Pick out the lines containing "Perform".
══ Input material ══
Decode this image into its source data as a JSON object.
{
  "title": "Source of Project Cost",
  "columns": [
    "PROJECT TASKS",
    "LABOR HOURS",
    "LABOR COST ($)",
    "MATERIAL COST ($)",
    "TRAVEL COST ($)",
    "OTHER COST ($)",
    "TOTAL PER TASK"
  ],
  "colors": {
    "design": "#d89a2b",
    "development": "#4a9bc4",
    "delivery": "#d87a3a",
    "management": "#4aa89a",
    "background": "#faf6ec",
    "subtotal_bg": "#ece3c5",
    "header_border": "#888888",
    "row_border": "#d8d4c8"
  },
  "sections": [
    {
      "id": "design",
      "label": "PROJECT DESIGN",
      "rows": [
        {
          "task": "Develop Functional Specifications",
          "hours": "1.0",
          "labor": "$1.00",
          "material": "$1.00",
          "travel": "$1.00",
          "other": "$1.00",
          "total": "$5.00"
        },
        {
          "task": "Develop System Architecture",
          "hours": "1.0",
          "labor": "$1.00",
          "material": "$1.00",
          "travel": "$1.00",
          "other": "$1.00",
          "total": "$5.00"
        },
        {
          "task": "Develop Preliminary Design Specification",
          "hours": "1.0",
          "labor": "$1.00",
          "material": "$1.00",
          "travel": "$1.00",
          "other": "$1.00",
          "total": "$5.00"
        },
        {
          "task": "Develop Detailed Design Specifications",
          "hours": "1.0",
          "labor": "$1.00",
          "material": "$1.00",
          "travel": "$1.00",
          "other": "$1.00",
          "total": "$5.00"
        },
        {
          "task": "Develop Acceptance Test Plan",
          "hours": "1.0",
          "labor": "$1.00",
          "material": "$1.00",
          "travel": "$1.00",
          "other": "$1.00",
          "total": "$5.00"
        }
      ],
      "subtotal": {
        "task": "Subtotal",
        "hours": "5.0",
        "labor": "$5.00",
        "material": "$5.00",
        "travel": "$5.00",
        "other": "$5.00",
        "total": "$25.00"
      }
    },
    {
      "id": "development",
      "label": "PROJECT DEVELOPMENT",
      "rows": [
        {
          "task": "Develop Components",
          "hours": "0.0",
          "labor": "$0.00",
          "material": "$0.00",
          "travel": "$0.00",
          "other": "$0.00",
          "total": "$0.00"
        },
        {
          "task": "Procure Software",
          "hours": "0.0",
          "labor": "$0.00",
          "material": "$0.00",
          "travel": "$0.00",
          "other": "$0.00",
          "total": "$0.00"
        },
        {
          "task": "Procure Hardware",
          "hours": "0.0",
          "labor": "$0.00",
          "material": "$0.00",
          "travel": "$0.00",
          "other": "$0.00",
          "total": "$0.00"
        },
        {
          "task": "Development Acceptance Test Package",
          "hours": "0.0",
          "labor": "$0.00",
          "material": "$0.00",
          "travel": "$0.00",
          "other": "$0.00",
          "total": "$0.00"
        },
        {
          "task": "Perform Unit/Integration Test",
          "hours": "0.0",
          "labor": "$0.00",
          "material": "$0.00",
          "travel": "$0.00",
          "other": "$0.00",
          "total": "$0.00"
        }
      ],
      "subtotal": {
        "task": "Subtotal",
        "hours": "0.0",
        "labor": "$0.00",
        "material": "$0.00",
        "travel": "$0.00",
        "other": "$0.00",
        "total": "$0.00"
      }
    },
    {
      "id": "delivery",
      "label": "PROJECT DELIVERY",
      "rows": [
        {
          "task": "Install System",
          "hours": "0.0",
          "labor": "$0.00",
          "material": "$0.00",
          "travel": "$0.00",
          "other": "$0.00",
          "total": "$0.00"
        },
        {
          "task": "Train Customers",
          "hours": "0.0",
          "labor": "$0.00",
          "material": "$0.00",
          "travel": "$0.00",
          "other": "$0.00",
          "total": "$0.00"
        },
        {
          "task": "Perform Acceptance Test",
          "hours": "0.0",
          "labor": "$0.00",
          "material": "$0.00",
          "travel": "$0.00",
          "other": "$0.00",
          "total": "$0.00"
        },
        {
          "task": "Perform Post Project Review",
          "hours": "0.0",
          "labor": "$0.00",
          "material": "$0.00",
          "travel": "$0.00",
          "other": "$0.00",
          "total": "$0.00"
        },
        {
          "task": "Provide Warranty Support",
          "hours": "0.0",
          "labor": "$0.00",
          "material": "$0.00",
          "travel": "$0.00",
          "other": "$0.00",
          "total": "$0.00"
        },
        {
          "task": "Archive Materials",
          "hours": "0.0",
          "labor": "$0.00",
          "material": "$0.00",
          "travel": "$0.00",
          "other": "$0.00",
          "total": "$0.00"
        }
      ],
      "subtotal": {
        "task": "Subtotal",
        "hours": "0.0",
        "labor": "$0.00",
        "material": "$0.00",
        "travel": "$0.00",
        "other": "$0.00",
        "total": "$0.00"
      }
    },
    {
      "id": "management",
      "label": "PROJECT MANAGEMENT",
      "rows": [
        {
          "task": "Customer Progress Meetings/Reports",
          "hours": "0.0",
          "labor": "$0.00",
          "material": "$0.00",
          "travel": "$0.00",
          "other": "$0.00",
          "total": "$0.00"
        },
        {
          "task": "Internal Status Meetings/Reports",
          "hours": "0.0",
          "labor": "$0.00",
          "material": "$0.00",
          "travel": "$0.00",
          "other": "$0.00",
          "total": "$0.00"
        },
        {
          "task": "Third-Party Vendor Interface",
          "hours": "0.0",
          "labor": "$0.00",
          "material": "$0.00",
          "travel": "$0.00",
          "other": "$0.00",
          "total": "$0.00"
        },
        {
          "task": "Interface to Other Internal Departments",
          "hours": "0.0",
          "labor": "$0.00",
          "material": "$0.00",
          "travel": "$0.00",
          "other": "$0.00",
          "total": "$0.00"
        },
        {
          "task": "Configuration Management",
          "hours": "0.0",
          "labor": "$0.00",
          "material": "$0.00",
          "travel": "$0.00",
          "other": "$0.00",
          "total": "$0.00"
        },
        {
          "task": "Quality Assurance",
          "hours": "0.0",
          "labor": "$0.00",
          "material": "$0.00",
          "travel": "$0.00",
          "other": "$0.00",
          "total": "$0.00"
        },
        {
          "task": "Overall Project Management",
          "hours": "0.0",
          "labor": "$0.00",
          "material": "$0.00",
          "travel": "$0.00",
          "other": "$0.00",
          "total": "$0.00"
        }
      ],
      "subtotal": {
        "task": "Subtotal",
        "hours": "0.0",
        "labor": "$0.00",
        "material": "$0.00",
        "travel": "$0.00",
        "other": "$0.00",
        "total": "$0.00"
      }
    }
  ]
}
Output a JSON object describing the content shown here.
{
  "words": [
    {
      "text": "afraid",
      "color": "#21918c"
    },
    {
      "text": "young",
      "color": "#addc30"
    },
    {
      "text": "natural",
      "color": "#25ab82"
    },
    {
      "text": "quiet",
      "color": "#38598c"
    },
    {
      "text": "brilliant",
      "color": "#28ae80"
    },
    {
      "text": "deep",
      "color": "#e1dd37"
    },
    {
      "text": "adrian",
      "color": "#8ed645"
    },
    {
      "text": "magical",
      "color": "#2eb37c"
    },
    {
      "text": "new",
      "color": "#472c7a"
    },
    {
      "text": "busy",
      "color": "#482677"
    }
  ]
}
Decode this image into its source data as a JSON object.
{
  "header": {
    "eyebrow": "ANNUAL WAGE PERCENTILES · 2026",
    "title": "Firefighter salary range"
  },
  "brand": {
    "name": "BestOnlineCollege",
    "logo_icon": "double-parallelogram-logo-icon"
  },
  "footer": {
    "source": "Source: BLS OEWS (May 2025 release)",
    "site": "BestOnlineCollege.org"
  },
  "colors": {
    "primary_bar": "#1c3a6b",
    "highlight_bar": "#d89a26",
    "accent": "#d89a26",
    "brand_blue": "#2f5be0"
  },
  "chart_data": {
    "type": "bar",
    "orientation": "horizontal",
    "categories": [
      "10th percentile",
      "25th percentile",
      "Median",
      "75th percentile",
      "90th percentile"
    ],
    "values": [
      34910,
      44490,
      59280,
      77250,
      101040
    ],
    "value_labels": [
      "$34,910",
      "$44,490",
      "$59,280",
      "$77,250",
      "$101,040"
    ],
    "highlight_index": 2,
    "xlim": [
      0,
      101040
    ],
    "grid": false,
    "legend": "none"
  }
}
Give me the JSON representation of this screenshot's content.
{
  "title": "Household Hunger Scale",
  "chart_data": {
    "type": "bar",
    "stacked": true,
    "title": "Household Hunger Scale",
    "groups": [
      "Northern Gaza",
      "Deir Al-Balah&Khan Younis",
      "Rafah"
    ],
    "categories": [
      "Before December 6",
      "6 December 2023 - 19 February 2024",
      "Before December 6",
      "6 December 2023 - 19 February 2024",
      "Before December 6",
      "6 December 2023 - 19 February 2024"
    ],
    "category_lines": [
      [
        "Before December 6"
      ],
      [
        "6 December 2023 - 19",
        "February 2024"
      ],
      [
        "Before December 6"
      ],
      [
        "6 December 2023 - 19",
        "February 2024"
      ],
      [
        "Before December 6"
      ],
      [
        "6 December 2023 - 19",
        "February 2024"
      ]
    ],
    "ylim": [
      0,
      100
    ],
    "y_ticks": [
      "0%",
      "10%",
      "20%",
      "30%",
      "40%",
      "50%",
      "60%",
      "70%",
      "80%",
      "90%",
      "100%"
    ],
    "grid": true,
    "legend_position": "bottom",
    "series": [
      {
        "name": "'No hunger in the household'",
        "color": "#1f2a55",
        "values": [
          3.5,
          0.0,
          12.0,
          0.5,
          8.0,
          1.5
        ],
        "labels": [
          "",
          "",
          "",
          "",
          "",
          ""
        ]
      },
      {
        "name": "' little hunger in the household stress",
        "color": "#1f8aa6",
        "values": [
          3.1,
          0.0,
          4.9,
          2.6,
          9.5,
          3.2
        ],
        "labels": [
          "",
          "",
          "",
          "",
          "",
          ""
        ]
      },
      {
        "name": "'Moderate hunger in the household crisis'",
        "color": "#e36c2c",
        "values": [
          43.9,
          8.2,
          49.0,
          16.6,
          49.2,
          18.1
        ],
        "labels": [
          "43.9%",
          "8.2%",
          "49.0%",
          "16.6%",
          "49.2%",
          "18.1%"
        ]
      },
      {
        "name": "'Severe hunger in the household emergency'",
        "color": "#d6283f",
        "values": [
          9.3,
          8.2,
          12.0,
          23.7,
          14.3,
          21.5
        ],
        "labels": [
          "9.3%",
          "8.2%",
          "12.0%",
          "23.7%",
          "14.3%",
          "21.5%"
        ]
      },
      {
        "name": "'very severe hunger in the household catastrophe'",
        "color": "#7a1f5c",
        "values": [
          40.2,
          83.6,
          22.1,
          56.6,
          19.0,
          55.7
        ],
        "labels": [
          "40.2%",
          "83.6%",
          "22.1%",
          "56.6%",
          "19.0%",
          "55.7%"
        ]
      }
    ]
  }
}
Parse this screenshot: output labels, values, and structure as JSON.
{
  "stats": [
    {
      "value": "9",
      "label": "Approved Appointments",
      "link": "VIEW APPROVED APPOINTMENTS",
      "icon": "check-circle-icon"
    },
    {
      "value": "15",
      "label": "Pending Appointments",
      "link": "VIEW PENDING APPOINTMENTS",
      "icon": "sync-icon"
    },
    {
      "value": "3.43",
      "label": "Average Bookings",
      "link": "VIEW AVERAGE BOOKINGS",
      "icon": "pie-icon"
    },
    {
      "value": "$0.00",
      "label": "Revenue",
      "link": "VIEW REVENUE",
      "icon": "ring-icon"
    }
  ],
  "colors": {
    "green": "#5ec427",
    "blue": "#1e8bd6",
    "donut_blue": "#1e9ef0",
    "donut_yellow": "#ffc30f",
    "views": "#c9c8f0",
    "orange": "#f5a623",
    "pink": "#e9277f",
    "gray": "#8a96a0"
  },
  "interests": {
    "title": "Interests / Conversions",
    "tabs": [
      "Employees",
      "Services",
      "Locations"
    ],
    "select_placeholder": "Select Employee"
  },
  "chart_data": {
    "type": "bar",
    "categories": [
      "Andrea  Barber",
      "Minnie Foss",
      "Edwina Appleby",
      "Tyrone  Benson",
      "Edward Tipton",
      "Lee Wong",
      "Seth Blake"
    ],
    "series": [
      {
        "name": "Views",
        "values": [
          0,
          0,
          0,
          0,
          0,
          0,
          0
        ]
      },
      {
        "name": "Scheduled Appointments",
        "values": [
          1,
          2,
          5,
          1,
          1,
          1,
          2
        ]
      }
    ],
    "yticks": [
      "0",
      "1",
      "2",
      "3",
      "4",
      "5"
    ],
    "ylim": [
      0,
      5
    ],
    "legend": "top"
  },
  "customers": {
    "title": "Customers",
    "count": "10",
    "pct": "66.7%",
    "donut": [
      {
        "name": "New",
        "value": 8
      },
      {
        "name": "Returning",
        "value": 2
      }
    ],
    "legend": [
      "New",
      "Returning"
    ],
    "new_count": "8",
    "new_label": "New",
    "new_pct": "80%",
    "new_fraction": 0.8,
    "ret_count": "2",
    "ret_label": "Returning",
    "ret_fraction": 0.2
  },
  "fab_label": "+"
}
═══
Task response
          "task": "Perform Unit/Integration Test",
          "task": "Perform Acceptance Test",
          "task": "Perform Post Project Review",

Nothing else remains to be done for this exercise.